■ **EXERCISE BRIEF**:
Search the records for the line with "OCR this image.". Output that line and each line after it, exactly, and stop at the end; omit pictures.

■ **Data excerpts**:
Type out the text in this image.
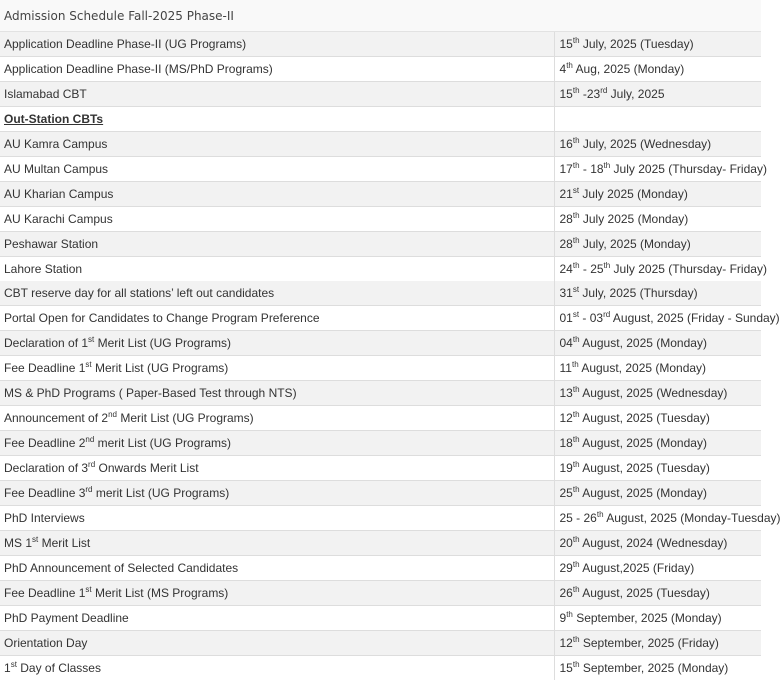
Admission Schedule Fall-2025 Phase-II
Application Deadline Phase-II (UG Programs)	15th July, 2025 (Tuesday)
Application Deadline Phase-II (MS/PhD Programs)	4th Aug, 2025 (Monday)
Islamabad CBT	15th -23rd July, 2025
Out-Station CBTs	
AU Kamra Campus	16th July, 2025 (Wednesday)
AU Multan Campus	17th - 18th July 2025 (Thursday- Friday)
AU Kharian Campus	21st July 2025 (Monday)
AU Karachi Campus	28th July 2025 (Monday)
Peshawar Station	28th July, 2025 (Monday)
Lahore Station	24th - 25th July 2025 (Thursday- Friday)
CBT reserve day for all stations’ left out candidates	31st July, 2025 (Thursday)
Portal Open for Candidates to Change Program Preference	01st - 03rd August, 2025 (Friday - Sunday)
Declaration of 1st Merit List (UG Programs)	04th August, 2025 (Monday)
Fee Deadline 1st Merit List (UG Programs)	11th August, 2025 (Monday)
MS & PhD Programs ( Paper-Based Test through NTS)	13th August, 2025 (Wednesday)
Announcement of 2nd Merit List (UG Programs)	12th August, 2025 (Tuesday)
Fee Deadline 2nd merit List (UG Programs)	18th August, 2025 (Monday)
Declaration of 3rd Onwards Merit List	19th August, 2025 (Tuesday)
Fee Deadline 3rd merit List (UG Programs)	25th August, 2025 (Monday)
PhD Interviews	25 - 26th August, 2025 (Monday-Tuesday)
MS 1st Merit List	20th August, 2024 (Wednesday)
PhD Announcement of Selected Candidates	29th August,2025 (Friday)
Fee Deadline 1st Merit List (MS Programs)	26th August, 2025 (Tuesday)
PhD Payment Deadline	9th September, 2025 (Monday)
Orientation Day	12th September, 2025 (Friday)
1st Day of Classes	15th September, 2025 (Monday)
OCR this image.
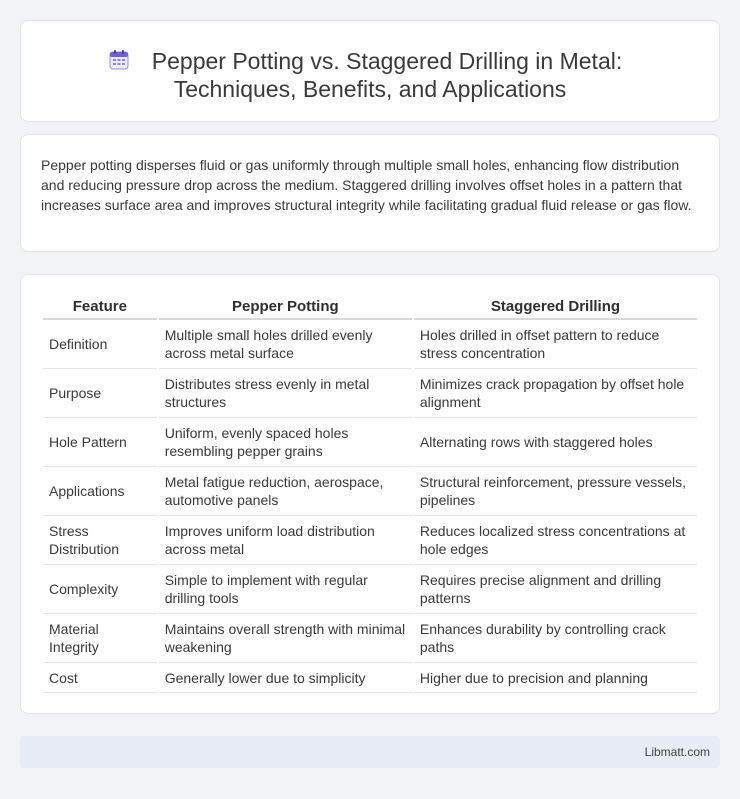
Pepper Potting vs. Staggered Drilling in Metal:
Techniques, Benefits, and Applications

Pepper potting disperses fluid or gas uniformly through multiple small holes, enhancing flow distribution and reducing pressure drop across the medium. Staggered drilling involves offset holes in a pattern that increases surface area and improves structural integrity while facilitating gradual fluid release or gas flow.

Feature	Pepper Potting	Staggered Drilling
Definition	Multiple small holes drilled evenly across metal surface	Holes drilled in offset pattern to reduce stress concentration
Purpose	Distributes stress evenly in metal structures	Minimizes crack propagation by offset hole alignment
Hole Pattern	Uniform, evenly spaced holes resembling pepper grains	Alternating rows with staggered holes
Applications	Metal fatigue reduction, aerospace, automotive panels	Structural reinforcement, pressure vessels, pipelines
Stress Distribution	Improves uniform load distribution across metal	Reduces localized stress concentrations at hole edges
Complexity	Simple to implement with regular drilling tools	Requires precise alignment and drilling patterns
Material Integrity	Maintains overall strength with minimal weakening	Enhances durability by controlling crack paths
Cost	Generally lower due to simplicity	Higher due to precision and planning
Libmatt.com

■ **EXPECTED OUTPUT**:
OCR this image.
Pepper Potting vs. Staggered Drilling in Metal:
Techniques, Benefits, and Applications

Pepper potting disperses fluid or gas uniformly through multiple small holes, enhancing flow distribution and reducing pressure drop across the medium. Staggered drilling involves offset holes in a pattern that increases surface area and improves structural integrity while facilitating gradual fluid release or gas flow.

Feature	Pepper Potting	Staggered Drilling
Definition	Multiple small holes drilled evenly across metal surface	Holes drilled in offset pattern to reduce stress concentration
Purpose	Distributes stress evenly in metal structures	Minimizes crack propagation by offset hole alignment
Hole Pattern	Uniform, evenly spaced holes resembling pepper grains	Alternating rows with staggered holes
Applications	Metal fatigue reduction, aerospace, automotive panels	Structural reinforcement, pressure vessels, pipelines
Stress Distribution	Improves uniform load distribution across metal	Reduces localized stress concentrations at hole edges
Complexity	Simple to implement with regular drilling tools	Requires precise alignment and drilling patterns
Material Integrity	Maintains overall strength with minimal weakening	Enhances durability by controlling crack paths
Cost	Generally lower due to simplicity	Higher due to precision and planning
Libmatt.com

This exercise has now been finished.